#### Exercise
Reproduce all records exactly.

------ Stored rows

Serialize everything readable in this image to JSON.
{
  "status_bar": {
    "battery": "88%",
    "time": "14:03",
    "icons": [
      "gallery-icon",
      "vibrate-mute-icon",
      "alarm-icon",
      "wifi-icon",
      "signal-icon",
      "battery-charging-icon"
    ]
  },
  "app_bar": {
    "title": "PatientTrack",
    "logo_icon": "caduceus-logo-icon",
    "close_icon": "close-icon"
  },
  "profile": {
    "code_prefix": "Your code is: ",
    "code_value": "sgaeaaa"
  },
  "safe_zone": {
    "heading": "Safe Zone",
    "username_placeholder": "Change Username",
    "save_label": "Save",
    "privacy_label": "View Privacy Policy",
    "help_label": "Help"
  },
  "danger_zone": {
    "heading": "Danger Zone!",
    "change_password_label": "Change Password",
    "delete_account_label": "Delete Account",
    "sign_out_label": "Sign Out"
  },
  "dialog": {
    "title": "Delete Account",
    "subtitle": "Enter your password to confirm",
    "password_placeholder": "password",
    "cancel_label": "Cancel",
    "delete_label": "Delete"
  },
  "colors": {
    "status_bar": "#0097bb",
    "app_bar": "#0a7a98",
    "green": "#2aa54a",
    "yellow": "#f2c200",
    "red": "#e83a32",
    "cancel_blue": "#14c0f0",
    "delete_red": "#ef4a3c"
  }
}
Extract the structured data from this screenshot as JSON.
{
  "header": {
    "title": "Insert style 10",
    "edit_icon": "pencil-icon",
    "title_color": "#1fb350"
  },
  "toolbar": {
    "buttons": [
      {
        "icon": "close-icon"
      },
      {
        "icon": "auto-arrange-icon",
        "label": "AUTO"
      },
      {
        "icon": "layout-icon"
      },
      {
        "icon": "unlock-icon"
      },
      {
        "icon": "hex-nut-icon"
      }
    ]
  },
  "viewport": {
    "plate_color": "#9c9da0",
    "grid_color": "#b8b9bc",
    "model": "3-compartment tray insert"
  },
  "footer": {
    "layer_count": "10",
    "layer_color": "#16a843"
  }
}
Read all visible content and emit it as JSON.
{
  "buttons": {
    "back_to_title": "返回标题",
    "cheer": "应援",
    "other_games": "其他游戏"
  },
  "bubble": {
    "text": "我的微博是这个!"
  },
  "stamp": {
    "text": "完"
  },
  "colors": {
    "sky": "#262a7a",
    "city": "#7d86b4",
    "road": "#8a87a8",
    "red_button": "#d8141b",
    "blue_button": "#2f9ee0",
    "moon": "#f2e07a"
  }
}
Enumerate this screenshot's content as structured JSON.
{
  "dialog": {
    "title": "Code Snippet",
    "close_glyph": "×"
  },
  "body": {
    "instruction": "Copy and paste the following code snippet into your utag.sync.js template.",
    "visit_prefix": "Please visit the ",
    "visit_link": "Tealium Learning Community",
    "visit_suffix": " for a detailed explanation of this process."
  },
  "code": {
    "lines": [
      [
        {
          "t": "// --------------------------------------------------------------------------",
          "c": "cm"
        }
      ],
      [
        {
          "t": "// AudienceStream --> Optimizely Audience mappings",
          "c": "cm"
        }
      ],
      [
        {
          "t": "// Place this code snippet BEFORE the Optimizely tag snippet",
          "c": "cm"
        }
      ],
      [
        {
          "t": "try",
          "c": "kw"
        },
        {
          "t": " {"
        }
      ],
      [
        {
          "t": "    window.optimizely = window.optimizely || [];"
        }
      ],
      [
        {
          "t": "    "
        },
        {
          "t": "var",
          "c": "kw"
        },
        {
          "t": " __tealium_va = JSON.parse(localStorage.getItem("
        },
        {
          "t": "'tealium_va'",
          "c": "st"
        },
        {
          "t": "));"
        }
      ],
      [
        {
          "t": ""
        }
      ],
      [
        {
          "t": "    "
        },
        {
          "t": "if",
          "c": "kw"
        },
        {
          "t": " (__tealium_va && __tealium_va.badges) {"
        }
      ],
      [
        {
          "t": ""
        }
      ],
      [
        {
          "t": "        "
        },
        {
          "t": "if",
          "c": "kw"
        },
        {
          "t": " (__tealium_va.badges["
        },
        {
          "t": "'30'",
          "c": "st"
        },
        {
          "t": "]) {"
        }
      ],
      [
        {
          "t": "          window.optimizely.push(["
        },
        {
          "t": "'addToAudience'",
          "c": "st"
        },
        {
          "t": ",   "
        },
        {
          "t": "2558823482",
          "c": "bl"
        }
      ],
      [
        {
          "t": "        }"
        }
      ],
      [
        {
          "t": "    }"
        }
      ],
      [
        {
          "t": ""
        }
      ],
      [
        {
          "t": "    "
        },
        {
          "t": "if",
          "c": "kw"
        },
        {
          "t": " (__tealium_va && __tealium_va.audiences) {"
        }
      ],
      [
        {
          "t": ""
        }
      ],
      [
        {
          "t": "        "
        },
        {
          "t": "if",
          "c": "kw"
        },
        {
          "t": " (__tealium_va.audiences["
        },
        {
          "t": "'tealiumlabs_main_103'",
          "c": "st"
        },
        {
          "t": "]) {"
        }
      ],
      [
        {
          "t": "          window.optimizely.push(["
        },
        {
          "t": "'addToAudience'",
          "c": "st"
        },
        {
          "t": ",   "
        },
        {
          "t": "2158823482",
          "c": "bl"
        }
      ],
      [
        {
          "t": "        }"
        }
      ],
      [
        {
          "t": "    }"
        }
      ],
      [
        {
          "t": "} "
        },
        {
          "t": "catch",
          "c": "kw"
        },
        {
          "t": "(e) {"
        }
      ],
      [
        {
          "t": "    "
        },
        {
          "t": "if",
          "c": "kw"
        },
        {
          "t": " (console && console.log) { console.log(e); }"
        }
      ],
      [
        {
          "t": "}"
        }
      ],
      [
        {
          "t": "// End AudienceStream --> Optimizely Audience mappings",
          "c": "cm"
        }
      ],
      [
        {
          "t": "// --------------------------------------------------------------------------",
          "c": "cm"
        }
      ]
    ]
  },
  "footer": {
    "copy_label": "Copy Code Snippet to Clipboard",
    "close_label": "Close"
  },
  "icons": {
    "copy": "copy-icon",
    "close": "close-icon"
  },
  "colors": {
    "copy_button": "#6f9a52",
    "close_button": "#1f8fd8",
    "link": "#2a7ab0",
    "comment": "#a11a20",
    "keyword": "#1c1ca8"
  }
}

------------

#### Response
Serialize everything readable in this image to JSON.
{
  "status_bar": {
    "battery": "88%",
    "time": "14:03",
    "icons": [
      "gallery-icon",
      "vibrate-mute-icon",
      "alarm-icon",
      "wifi-icon",
      "signal-icon",
      "battery-charging-icon"
    ]
  },
  "app_bar": {
    "title": "PatientTrack",
    "logo_icon": "caduceus-logo-icon",
    "close_icon": "close-icon"
  },
  "profile": {
    "code_prefix": "Your code is: ",
    "code_value": "sgaeaaa"
  },
  "safe_zone": {
    "heading": "Safe Zone",
    "username_placeholder": "Change Username",
    "save_label": "Save",
    "privacy_label": "View Privacy Policy",
    "help_label": "Help"
  },
  "danger_zone": {
    "heading": "Danger Zone!",
    "change_password_label": "Change Password",
    "delete_account_label": "Delete Account",
    "sign_out_label": "Sign Out"
  },
  "dialog": {
    "title": "Delete Account",
    "subtitle": "Enter your password to confirm",
    "password_placeholder": "password",
    "cancel_label": "Cancel",
    "delete_label": "Delete"
  },
  "colors": {
    "status_bar": "#0097bb",
    "app_bar": "#0a7a98",
    "green": "#2aa54a",
    "yellow": "#f2c200",
    "red": "#e83a32",
    "cancel_blue": "#14c0f0",
    "delete_red": "#ef4a3c"
  }
}
Extract the structured data from this screenshot as JSON.
{
  "header": {
    "title": "Insert style 10",
    "edit_icon": "pencil-icon",
    "title_color": "#1fb350"
  },
  "toolbar": {
    "buttons": [
      {
        "icon": "close-icon"
      },
      {
        "icon": "auto-arrange-icon",
        "label": "AUTO"
      },
      {
        "icon": "layout-icon"
      },
      {
        "icon": "unlock-icon"
      },
      {
        "icon": "hex-nut-icon"
      }
    ]
  },
  "viewport": {
    "plate_color": "#9c9da0",
    "grid_color": "#b8b9bc",
    "model": "3-compartment tray insert"
  },
  "footer": {
    "layer_count": "10",
    "layer_color": "#16a843"
  }
}
Read all visible content and emit it as JSON.
{
  "buttons": {
    "back_to_title": "返回标题",
    "cheer": "应援",
    "other_games": "其他游戏"
  },
  "bubble": {
    "text": "我的微博是这个!"
  },
  "stamp": {
    "text": "完"
  },
  "colors": {
    "sky": "#262a7a",
    "city": "#7d86b4",
    "road": "#8a87a8",
    "red_button": "#d8141b",
    "blue_button": "#2f9ee0",
    "moon": "#f2e07a"
  }
}
Enumerate this screenshot's content as structured JSON.
{
  "dialog": {
    "title": "Code Snippet",
    "close_glyph": "×"
  },
  "body": {
    "instruction": "Copy and paste the following code snippet into your utag.sync.js template.",
    "visit_prefix": "Please visit the ",
    "visit_link": "Tealium Learning Community",
    "visit_suffix": " for a detailed explanation of this process."
  },
  "code": {
    "lines": [
      [
        {
          "t": "// --------------------------------------------------------------------------",
          "c": "cm"
        }
      ],
      [
        {
          "t": "// AudienceStream --> Optimizely Audience mappings",
          "c": "cm"
        }
      ],
      [
        {
          "t": "// Place this code snippet BEFORE the Optimizely tag snippet",
          "c": "cm"
        }
      ],
      [
        {
          "t": "try",
          "c": "kw"
        },
        {
          "t": " {"
        }
      ],
      [
        {
          "t": "    window.optimizely = window.optimizely || [];"
        }
      ],
      [
        {
          "t": "    "
        },
        {
          "t": "var",
          "c": "kw"
        },
        {
          "t": " __tealium_va = JSON.parse(localStorage.getItem("
        },
        {
          "t": "'tealium_va'",
          "c": "st"
        },
        {
          "t": "));"
        }
      ],
      [
        {
          "t": ""
        }
      ],
      [
        {
          "t": "    "
        },
        {
          "t": "if",
          "c": "kw"
        },
        {
          "t": " (__tealium_va && __tealium_va.badges) {"
        }
      ],
      [
        {
          "t": ""
        }
      ],
      [
        {
          "t": "        "
        },
        {
          "t": "if",
          "c": "kw"
        },
        {
          "t": " (__tealium_va.badges["
        },
        {
          "t": "'30'",
          "c": "st"
        },
        {
          "t": "]) {"
        }
      ],
      [
        {
          "t": "          window.optimizely.push(["
        },
        {
          "t": "'addToAudience'",
          "c": "st"
        },
        {
          "t": ",   "
        },
        {
          "t": "2558823482",
          "c": "bl"
        }
      ],
      [
        {
          "t": "        }"
        }
      ],
      [
        {
          "t": "    }"
        }
      ],
      [
        {
          "t": ""
        }
      ],
      [
        {
          "t": "    "
        },
        {
          "t": "if",
          "c": "kw"
        },
        {
          "t": " (__tealium_va && __tealium_va.audiences) {"
        }
      ],
      [
        {
          "t": ""
        }
      ],
      [
        {
          "t": "        "
        },
        {
          "t": "if",
          "c": "kw"
        },
        {
          "t": " (__tealium_va.audiences["
        },
        {
          "t": "'tealiumlabs_main_103'",
          "c": "st"
        },
        {
          "t": "]) {"
        }
      ],
      [
        {
          "t": "          window.optimizely.push(["
        },
        {
          "t": "'addToAudience'",
          "c": "st"
        },
        {
          "t": ",   "
        },
        {
          "t": "2158823482",
          "c": "bl"
        }
      ],
      [
        {
          "t": "        }"
        }
      ],
      [
        {
          "t": "    }"
        }
      ],
      [
        {
          "t": "} "
        },
        {
          "t": "catch",
          "c": "kw"
        },
        {
          "t": "(e) {"
        }
      ],
      [
        {
          "t": "    "
        },
        {
          "t": "if",
          "c": "kw"
        },
        {
          "t": " (console && console.log) { console.log(e); }"
        }
      ],
      [
        {
          "t": "}"
        }
      ],
      [
        {
          "t": "// End AudienceStream --> Optimizely Audience mappings",
          "c": "cm"
        }
      ],
      [
        {
          "t": "// --------------------------------------------------------------------------",
          "c": "cm"
        }
      ]
    ]
  },
  "footer": {
    "copy_label": "Copy Code Snippet to Clipboard",
    "close_label": "Close"
  },
  "icons": {
    "copy": "copy-icon",
    "close": "close-icon"
  },
  "colors": {
    "copy_button": "#6f9a52",
    "close_button": "#1f8fd8",
    "link": "#2a7ab0",
    "comment": "#a11a20",
    "keyword": "#1c1ca8"
  }
}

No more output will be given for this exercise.